## Begin

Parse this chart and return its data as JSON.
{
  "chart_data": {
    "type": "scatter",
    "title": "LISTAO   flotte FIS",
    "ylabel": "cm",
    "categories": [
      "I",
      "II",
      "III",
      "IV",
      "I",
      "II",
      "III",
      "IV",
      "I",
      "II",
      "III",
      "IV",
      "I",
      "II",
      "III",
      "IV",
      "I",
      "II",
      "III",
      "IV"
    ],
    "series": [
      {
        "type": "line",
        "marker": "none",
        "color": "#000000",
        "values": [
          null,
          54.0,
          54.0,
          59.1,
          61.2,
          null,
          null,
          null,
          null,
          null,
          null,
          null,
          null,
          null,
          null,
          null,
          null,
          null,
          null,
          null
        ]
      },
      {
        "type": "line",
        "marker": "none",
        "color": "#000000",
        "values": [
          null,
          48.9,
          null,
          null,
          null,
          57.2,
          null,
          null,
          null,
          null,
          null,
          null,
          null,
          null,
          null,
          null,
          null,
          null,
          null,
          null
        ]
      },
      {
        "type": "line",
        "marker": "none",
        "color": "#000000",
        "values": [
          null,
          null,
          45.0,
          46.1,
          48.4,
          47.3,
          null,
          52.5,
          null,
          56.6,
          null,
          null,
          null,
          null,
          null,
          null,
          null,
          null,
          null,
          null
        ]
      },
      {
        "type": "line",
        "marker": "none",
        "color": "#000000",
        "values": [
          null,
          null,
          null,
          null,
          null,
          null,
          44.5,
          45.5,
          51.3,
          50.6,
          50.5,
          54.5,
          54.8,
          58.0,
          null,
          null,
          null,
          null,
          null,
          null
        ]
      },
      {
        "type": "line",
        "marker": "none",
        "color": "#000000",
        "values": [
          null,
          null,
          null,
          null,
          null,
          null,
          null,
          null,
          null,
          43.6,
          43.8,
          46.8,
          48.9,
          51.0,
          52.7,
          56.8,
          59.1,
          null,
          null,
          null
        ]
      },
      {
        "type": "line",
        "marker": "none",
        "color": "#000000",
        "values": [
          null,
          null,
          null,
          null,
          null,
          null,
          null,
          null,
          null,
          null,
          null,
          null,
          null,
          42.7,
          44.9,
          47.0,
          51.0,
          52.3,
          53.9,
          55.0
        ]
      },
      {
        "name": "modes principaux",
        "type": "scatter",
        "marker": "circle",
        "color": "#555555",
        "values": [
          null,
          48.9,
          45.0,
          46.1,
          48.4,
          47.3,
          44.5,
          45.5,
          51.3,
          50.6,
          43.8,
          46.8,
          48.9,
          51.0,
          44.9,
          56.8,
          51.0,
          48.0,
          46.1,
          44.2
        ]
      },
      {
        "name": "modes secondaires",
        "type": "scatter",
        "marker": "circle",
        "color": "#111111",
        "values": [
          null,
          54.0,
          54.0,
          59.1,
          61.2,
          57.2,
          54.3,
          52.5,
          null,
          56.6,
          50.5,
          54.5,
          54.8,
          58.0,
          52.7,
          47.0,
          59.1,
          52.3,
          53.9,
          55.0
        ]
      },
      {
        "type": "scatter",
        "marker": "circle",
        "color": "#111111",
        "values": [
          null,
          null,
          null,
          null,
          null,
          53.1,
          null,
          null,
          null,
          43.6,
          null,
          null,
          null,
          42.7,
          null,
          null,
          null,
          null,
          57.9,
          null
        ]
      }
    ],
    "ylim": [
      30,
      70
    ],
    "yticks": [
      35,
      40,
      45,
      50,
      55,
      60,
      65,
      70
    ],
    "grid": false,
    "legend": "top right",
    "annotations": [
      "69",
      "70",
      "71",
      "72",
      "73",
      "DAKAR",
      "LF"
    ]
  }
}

## End

- What is expected:
Write the data out again in full and exactly.

- Answer in full:
Parse this chart and return its data as JSON.
{
  "chart_data": {
    "type": "scatter",
    "title": "LISTAO   flotte FIS",
    "ylabel": "cm",
    "categories": [
      "I",
      "II",
      "III",
      "IV",
      "I",
      "II",
      "III",
      "IV",
      "I",
      "II",
      "III",
      "IV",
      "I",
      "II",
      "III",
      "IV",
      "I",
      "II",
      "III",
      "IV"
    ],
    "series": [
      {
        "type": "line",
        "marker": "none",
        "color": "#000000",
        "values": [
          null,
          54.0,
          54.0,
          59.1,
          61.2,
          null,
          null,
          null,
          null,
          null,
          null,
          null,
          null,
          null,
          null,
          null,
          null,
          null,
          null,
          null
        ]
      },
      {
        "type": "line",
        "marker": "none",
        "color": "#000000",
        "values": [
          null,
          48.9,
          null,
          null,
          null,
          57.2,
          null,
          null,
          null,
          null,
          null,
          null,
          null,
          null,
          null,
          null,
          null,
          null,
          null,
          null
        ]
      },
      {
        "type": "line",
        "marker": "none",
        "color": "#000000",
        "values": [
          null,
          null,
          45.0,
          46.1,
          48.4,
          47.3,
          null,
          52.5,
          null,
          56.6,
          null,
          null,
          null,
          null,
          null,
          null,
          null,
          null,
          null,
          null
        ]
      },
      {
        "type": "line",
        "marker": "none",
        "color": "#000000",
        "values": [
          null,
          null,
          null,
          null,
          null,
          null,
          44.5,
          45.5,
          51.3,
          50.6,
          50.5,
          54.5,
          54.8,
          58.0,
          null,
          null,
          null,
          null,
          null,
          null
        ]
      },
      {
        "type": "line",
        "marker": "none",
        "color": "#000000",
        "values": [
          null,
          null,
          null,
          null,
          null,
          null,
          null,
          null,
          null,
          43.6,
          43.8,
          46.8,
          48.9,
          51.0,
          52.7,
          56.8,
          59.1,
          null,
          null,
          null
        ]
      },
      {
        "type": "line",
        "marker": "none",
        "color": "#000000",
        "values": [
          null,
          null,
          null,
          null,
          null,
          null,
          null,
          null,
          null,
          null,
          null,
          null,
          null,
          42.7,
          44.9,
          47.0,
          51.0,
          52.3,
          53.9,
          55.0
        ]
      },
      {
        "name": "modes principaux",
        "type": "scatter",
        "marker": "circle",
        "color": "#555555",
        "values": [
          null,
          48.9,
          45.0,
          46.1,
          48.4,
          47.3,
          44.5,
          45.5,
          51.3,
          50.6,
          43.8,
          46.8,
          48.9,
          51.0,
          44.9,
          56.8,
          51.0,
          48.0,
          46.1,
          44.2
        ]
      },
      {
        "name": "modes secondaires",
        "type": "scatter",
        "marker": "circle",
        "color": "#111111",
        "values": [
          null,
          54.0,
          54.0,
          59.1,
          61.2,
          57.2,
          54.3,
          52.5,
          null,
          56.6,
          50.5,
          54.5,
          54.8,
          58.0,
          52.7,
          47.0,
          59.1,
          52.3,
          53.9,
          55.0
        ]
      },
      {
        "type": "scatter",
        "marker": "circle",
        "color": "#111111",
        "values": [
          null,
          null,
          null,
          null,
          null,
          53.1,
          null,
          null,
          null,
          43.6,
          null,
          null,
          null,
          42.7,
          null,
          null,
          null,
          null,
          57.9,
          null
        ]
      }
    ],
    "ylim": [
      30,
      70
    ],
    "yticks": [
      35,
      40,
      45,
      50,
      55,
      60,
      65,
      70
    ],
    "grid": false,
    "legend": "top right",
    "annotations": [
      "69",
      "70",
      "71",
      "72",
      "73",
      "DAKAR",
      "LF"
    ]
  }
}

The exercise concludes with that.